··· RECORDS FOR THIS TASK

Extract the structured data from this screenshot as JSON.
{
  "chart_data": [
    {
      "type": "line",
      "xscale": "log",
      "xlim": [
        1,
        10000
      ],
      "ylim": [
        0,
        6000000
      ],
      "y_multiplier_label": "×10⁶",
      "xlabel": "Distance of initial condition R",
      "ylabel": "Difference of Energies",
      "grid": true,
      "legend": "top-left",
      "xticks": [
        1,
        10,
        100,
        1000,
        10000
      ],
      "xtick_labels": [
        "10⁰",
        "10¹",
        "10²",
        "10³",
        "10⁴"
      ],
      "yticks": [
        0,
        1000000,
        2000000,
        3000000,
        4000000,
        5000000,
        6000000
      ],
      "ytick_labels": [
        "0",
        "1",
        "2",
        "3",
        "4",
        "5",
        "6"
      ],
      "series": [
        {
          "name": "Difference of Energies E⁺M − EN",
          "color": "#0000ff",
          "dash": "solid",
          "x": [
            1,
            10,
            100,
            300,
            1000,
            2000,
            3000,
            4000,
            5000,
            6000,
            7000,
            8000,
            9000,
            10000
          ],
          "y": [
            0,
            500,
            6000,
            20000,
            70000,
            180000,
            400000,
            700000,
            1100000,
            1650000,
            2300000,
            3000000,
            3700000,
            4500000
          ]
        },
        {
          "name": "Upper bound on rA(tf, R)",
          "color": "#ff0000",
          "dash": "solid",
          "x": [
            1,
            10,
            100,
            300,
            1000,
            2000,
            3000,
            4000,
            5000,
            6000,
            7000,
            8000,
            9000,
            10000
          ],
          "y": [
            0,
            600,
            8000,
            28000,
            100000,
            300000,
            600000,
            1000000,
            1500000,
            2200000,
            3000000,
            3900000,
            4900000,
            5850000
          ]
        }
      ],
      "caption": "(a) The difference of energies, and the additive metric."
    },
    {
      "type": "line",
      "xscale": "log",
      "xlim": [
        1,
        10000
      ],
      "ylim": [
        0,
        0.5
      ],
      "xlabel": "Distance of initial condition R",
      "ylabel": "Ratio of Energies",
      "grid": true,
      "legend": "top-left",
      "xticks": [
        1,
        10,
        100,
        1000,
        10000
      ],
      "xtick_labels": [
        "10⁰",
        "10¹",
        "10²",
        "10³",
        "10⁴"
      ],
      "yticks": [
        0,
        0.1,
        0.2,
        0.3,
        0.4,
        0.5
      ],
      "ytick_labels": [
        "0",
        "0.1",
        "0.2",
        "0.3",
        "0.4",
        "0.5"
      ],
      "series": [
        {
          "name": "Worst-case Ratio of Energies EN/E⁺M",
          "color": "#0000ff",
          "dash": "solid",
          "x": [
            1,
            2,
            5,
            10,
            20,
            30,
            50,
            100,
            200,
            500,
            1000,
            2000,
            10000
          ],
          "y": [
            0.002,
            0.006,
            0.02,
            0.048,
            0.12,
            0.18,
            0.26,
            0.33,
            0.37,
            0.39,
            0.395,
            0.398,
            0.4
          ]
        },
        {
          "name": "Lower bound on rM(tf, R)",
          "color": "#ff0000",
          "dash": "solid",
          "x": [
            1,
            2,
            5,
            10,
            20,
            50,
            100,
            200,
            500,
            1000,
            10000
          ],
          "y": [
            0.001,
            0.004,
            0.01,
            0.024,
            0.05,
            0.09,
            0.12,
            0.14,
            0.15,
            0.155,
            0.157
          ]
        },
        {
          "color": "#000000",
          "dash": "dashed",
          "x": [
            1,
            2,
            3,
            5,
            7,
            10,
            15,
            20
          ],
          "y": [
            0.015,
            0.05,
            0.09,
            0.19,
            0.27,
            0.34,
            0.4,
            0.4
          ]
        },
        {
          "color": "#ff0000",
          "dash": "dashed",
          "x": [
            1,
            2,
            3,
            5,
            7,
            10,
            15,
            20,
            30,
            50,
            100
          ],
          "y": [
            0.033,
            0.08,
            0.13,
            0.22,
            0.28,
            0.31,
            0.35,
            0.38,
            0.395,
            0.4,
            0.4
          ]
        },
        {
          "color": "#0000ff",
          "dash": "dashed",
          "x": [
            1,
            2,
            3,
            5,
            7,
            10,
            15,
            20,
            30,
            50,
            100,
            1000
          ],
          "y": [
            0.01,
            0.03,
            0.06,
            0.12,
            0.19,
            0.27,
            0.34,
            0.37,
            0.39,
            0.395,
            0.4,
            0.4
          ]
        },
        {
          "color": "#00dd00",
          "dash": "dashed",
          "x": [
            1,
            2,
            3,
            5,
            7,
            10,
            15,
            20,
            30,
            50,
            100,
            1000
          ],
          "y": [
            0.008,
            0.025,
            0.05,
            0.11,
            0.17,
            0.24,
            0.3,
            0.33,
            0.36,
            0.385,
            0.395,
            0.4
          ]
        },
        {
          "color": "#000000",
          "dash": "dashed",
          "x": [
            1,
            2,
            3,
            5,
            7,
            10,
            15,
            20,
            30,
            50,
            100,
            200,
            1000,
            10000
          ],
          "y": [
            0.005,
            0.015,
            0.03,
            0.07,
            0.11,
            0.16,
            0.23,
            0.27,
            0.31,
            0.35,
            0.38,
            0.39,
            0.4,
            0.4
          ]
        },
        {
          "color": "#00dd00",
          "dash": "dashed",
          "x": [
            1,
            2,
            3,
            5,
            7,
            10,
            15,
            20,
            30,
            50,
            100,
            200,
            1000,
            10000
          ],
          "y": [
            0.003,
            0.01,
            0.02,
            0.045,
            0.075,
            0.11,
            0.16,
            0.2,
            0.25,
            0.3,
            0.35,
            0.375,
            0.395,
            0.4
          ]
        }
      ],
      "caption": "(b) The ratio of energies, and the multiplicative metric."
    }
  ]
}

······

STATED PROBLEM: Tally how many lines of the records hold the word "name". Answer with the number only.

RESULT: 4